[Collected data entries]
————

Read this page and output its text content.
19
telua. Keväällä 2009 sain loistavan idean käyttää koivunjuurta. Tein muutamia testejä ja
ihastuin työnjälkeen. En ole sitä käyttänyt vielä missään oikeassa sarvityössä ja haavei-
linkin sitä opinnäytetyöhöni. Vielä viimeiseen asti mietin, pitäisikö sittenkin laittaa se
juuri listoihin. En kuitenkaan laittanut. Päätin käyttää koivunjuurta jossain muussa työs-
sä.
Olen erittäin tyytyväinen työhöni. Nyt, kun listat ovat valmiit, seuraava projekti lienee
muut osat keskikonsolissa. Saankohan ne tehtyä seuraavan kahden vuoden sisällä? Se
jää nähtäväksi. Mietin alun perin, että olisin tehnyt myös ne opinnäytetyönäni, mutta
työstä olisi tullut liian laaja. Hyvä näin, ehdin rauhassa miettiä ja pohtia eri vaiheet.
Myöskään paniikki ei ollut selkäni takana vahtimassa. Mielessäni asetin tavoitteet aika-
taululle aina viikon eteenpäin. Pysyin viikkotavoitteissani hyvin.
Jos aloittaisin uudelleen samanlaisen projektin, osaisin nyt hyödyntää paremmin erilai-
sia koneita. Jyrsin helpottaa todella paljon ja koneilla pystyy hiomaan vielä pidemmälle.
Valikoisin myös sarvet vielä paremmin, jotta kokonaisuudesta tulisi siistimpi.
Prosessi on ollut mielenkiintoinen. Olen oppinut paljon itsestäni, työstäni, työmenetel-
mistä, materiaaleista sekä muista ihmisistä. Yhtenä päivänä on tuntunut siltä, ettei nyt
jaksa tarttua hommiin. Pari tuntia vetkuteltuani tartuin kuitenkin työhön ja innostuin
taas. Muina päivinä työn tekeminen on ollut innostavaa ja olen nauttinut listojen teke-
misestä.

————

To be done: Go through the entries above and pull out each line with "sitä" in it.

Completed task:
ihastuin työnjälkeen. En ole sitä käyttänyt vielä missään oikeassa sarvityössä ja haavei-
linkin sitä opinnäytetyöhöni. Vielä viimeiseen asti mietin, pitäisikö sittenkin laittaa se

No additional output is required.